(Rows from a figure dataset)

-*-*-

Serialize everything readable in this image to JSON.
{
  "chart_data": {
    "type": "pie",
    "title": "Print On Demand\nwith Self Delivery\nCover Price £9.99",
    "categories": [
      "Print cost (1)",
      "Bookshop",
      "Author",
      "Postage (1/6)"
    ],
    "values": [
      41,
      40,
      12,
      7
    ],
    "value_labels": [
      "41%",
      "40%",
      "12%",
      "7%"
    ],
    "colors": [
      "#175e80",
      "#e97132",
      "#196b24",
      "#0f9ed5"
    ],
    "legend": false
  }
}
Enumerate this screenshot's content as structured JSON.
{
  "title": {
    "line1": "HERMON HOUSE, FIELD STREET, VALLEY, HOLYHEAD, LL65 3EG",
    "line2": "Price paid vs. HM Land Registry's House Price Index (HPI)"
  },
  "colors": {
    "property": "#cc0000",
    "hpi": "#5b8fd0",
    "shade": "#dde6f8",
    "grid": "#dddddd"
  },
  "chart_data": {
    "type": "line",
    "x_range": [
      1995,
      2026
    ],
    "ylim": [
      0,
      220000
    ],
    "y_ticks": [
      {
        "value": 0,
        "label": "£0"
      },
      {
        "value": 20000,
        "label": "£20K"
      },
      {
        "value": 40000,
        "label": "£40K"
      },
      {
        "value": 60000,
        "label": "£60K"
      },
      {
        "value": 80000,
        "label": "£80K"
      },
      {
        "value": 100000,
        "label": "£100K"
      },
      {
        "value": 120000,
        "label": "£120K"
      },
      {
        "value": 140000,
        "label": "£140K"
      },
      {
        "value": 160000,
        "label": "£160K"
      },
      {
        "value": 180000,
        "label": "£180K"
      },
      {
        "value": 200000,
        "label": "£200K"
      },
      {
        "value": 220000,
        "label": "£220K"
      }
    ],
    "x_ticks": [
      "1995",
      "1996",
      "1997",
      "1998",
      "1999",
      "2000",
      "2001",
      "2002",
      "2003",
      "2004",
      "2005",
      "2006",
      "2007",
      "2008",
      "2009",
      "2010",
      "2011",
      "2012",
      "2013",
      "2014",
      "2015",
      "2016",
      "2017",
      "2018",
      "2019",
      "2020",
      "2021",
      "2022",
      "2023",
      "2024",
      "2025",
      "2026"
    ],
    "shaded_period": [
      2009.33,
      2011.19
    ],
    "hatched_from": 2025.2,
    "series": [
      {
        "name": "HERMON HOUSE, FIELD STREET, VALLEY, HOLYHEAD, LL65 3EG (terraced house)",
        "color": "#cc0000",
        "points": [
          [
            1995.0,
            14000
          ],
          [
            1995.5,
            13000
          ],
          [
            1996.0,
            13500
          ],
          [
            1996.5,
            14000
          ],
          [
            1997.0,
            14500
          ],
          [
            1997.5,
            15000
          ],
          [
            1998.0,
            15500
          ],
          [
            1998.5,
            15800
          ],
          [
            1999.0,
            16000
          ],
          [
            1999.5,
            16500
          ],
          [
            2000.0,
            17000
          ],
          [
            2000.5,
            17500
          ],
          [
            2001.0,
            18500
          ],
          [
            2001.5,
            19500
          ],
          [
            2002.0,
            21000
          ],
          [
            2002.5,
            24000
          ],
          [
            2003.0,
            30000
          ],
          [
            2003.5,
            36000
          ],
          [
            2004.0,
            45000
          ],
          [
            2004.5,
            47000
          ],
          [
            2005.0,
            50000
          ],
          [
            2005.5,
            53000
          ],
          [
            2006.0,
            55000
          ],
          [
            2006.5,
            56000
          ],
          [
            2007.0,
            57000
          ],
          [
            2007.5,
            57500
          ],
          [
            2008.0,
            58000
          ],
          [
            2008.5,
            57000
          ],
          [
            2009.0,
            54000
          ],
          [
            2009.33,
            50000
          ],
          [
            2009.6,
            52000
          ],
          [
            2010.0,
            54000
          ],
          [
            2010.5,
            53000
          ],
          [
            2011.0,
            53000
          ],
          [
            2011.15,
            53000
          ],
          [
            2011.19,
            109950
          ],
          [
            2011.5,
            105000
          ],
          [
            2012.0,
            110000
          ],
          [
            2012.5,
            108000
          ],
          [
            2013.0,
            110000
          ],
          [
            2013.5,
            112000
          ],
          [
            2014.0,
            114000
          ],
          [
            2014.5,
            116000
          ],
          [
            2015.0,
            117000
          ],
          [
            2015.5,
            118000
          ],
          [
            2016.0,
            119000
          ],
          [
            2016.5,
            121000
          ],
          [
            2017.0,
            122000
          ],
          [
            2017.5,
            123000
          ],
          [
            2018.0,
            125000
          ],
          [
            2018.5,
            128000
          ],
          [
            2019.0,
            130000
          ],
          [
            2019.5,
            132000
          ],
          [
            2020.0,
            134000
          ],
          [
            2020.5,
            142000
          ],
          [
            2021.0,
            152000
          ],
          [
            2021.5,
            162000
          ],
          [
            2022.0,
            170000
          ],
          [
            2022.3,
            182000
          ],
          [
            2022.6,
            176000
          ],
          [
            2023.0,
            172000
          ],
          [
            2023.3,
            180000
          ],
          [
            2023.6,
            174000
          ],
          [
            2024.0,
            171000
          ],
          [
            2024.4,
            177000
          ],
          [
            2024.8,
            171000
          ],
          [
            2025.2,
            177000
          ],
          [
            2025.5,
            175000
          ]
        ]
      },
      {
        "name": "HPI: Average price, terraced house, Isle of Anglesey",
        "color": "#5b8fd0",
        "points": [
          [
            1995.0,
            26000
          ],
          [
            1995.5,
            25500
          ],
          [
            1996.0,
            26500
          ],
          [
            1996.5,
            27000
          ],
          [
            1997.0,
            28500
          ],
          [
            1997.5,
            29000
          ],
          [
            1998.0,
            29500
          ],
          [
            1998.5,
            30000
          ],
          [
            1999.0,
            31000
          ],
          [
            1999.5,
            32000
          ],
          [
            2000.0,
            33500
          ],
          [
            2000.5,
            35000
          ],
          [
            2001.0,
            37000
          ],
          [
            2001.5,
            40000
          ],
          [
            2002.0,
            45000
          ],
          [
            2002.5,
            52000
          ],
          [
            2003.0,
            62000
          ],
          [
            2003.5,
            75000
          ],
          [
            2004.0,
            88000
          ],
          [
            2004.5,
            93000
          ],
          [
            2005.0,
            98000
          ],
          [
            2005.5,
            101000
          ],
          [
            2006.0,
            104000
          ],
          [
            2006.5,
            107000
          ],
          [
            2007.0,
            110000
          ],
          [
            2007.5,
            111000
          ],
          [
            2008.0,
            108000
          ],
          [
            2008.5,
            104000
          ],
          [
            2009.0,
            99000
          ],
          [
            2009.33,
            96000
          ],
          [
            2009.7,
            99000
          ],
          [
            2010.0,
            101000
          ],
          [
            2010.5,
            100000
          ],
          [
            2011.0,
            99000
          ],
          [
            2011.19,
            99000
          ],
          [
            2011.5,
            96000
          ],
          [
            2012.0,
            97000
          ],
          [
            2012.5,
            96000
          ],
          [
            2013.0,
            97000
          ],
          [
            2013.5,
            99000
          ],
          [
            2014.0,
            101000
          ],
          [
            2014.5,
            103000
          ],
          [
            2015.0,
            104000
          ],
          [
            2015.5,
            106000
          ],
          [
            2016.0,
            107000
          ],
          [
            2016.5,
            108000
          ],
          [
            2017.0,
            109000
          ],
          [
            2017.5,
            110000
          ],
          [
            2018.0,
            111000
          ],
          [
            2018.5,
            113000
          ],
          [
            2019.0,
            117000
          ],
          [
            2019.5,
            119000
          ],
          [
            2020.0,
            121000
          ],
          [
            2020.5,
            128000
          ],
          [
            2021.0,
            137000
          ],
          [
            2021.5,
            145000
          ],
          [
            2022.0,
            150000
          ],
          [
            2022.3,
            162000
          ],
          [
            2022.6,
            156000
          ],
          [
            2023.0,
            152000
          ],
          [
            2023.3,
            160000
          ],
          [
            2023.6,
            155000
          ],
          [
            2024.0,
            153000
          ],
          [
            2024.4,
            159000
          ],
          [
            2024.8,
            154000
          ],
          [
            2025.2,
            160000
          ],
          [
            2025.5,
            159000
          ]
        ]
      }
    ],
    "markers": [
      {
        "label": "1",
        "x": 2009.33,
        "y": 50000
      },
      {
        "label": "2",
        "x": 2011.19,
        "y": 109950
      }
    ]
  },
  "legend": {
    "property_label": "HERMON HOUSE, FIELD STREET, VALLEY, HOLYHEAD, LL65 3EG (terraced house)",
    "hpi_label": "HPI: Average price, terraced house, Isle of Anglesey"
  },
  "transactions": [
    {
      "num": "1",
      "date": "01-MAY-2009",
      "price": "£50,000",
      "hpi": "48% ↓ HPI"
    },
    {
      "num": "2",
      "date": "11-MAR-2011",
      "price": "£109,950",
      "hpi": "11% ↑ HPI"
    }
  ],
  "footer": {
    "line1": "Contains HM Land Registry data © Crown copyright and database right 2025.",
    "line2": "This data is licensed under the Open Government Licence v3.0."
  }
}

-*-*-

Check each line of the listing above for the string "Land", then report only how many lines have it.

◆ TASK RESPONSE ◆
2